— YOUR INSTRUCTIONS —
Lines with the word "influyen" in them must be copied from the records below.

— DATASET CONTENT —
● ● ● ● ●
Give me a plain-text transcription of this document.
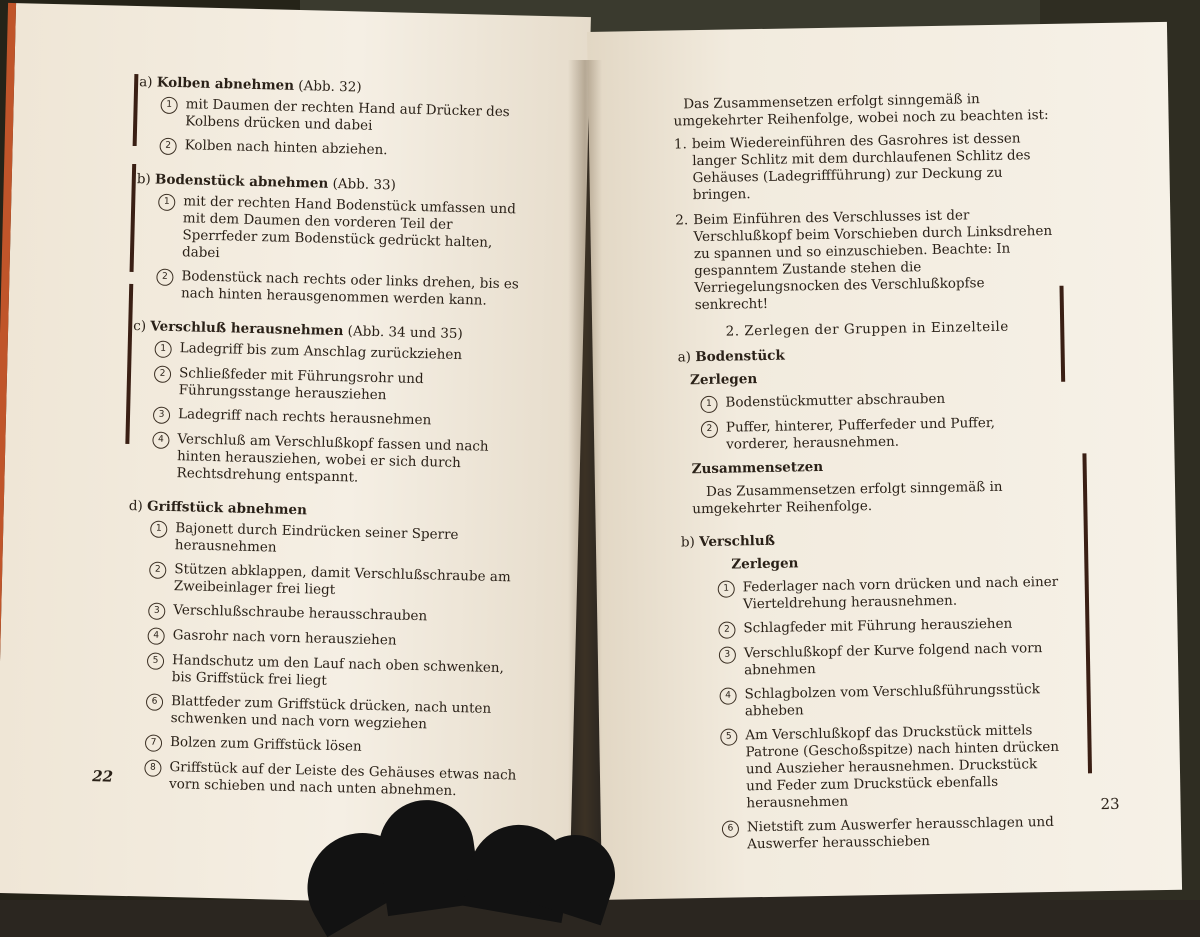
a) Kolben abnehmen (Abb. 32)
1 mit Daumen der rechten Hand auf Drücker des Kolbens drücken und dabei
2 Kolben nach hinten abziehen.
b) Bodenstück abnehmen (Abb. 33)
1 mit der rechten Hand Bodenstück umfassen und mit dem Daumen den vorderen Teil der Sperrfeder zum Bodenstück gedrückt halten, dabei
2 Bodenstück nach rechts oder links drehen, bis es nach hinten herausgenommen werden kann.
c) Verschluß herausnehmen (Abb. 34 und 35)
1 Ladegriff bis zum Anschlag zurückziehen
2 Schließfeder mit Führungsrohr und Führungsstange herausziehen
3 Ladegriff nach rechts herausnehmen
4 Verschluß am Verschlußkopf fassen und nach hinten herausziehen, wobei er sich durch Rechtsdrehung entspannt.
d) Griffstück abnehmen
1 Bajonett durch Eindrücken seiner Sperre herausnehmen
2 Stützen abklappen, damit Verschlußschraube am Zweibeinlager frei liegt
3 Verschlußschraube herausschrauben
4 Gasrohr nach vorn herausziehen
5 Handschutz um den Lauf nach oben schwenken, bis Griffstück frei liegt
6 Blattfeder zum Griffstück drücken, nach unten schwenken und nach vorn wegziehen
7 Bolzen zum Griffstück lösen
8 Griffstück auf der Leiste des Gehäuses etwas nach vorn schieben und nach unten abnehmen.
22
Das Zusammensetzen erfolgt sinngemäß in umgekehrter Reihenfolge, wobei noch zu beachten ist:
1. beim Wiedereinführen des Gasrohres ist dessen langer Schlitz mit dem durchlaufenen Schlitz des Gehäuses (Ladegriffführung) zur Deckung zu bringen.
2. Beim Einführen des Verschlusses ist der Verschlußkopf beim Vorschieben durch Linksdrehen zu spannen und so einzuschieben. Beachte: In gespanntem Zustande stehen die Verriegelungsnocken des Verschlußkopfse senkrecht!
2. Zerlegen der Gruppen in Einzelteile
a) Bodenstück
Zerlegen
1 Bodenstückmutter abschrauben
2 Puffer, hinterer, Pufferfeder und Puffer, vorderer, herausnehmen.
Zusammensetzen
Das Zusammensetzen erfolgt sinngemäß in umgekehrter Reihenfolge.
b) Verschluß
Zerlegen
1 Federlager nach vorn drücken und nach einer Vierteldrehung herausnehmen.
2 Schlagfeder mit Führung herausziehen
3 Verschlußkopf der Kurve folgend nach vorn abnehmen
4 Schlagbolzen vom Verschlußführungsstück abheben
5 Am Verschlußkopf das Druckstück mittels Patrone (Geschoßspitze) nach hinten drücken und Auszieher herausnehmen. Druckstück und Feder zum Druckstück ebenfalls herausnehmen
6 Nietstift zum Auswerfer herausschlagen und Auswerfer herausschieben
23
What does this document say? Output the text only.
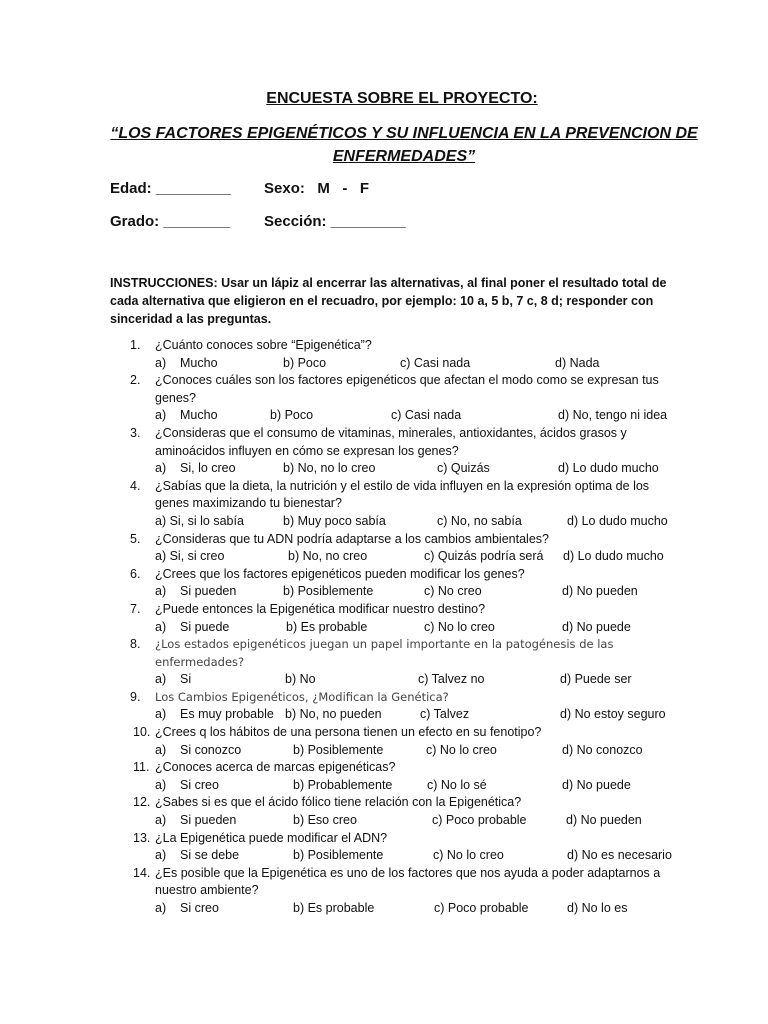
ENCUESTA SOBRE EL PROYECTO:
“LOS FACTORES EPIGENÉTICOS Y SU INFLUENCIA EN LA PREVENCION DE
ENFERMEDADES”
Edad: _________ Sexo:   M   -   F
Grado: ________ Sección: _________
INSTRUCCIONES: Usar un lápiz al encerrar las alternativas, al final poner el resultado total de cada alternativa que eligieron en el recuadro, por ejemplo: 10 a, 5 b, 7 c, 8 d; responder con sinceridad a las preguntas.
1.	¿Cuánto conoces sobre “Epigenética”?
a)    Mucho	b) Poco	c) Casi nada	d) Nada
2.	¿Conoces cuáles son los factores epigenéticos que afectan el modo como se expresan tus genes?
a)    Mucho	b) Poco	c) Casi nada	d) No, tengo ni idea
3.	¿Consideras que el consumo de vitaminas, minerales, antioxidantes, ácidos grasos y aminoácidos influyen en cómo se expresan los genes?
a)    Si, lo creo	b) No, no lo creo	c) Quizás	d) Lo dudo mucho
4.	¿Sabías que la dieta, la nutrición y el estilo de vida influyen en la expresión optima de los genes maximizando tu bienestar?
a) Si, si lo sabía	b) Muy poco sabía	c) No, no sabía	d) Lo dudo mucho
5.	¿Consideras que tu ADN podría adaptarse a los cambios ambientales?
a) Si, si creo	b) No, no creo	c) Quizás podría será d) Lo dudo mucho
6.	¿Crees que los factores epigenéticos pueden modificar los genes?
a)    Si pueden	b) Posiblemente	c) No creo	d) No pueden
7.	¿Puede entonces la Epigenética modificar nuestro destino?
a)    Si puede	b) Es probable	c) No lo creo	d) No puede
8.	¿Los estados epigenéticos juegan un papel importante en la patogénesis de las enfermedades?
a)    Si	b) No	c) Talvez no	d) Puede ser
9.	Los Cambios Epigenéticos, ¿Modifican la Genética?
a)    Es muy probable b) No, no pueden	c) Talvez	d) No estoy seguro
10. ¿Crees q los hábitos de una persona tienen un efecto en su fenotipo?
a)    Si conozco	b) Posiblemente	c) No lo creo	d) No conozco
11. ¿Conoces acerca de marcas epigenéticas?
a)    Si creo	b) Probablemente	c) No lo sé	d) No puede
12. ¿Sabes si es que el ácido fólico tiene relación con la Epigenética?
a)    Si pueden	b) Eso creo	c) Poco probable	d) No pueden
13. ¿La Epigenética puede modificar el ADN?
a)    Si se debe	b) Posiblemente	c) No lo creo	d) No es necesario
14. ¿Es posible que la Epigenética es uno de los factores que nos ayuda a poder adaptarnos a nuestro ambiente?
a)    Si creo	b) Es probable	c) Poco probable	d) No lo es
● ● ● ● ●
— YOUR SOLUTION —
3.	¿Consideras que el consumo de vitaminas, minerales, antioxidantes, ácidos grasos y aminoácidos influyen en cómo se expresan los genes?
4.	¿Sabías que la dieta, la nutrición y el estilo de vida influyen en la expresión optima de los genes maximizando tu bienestar?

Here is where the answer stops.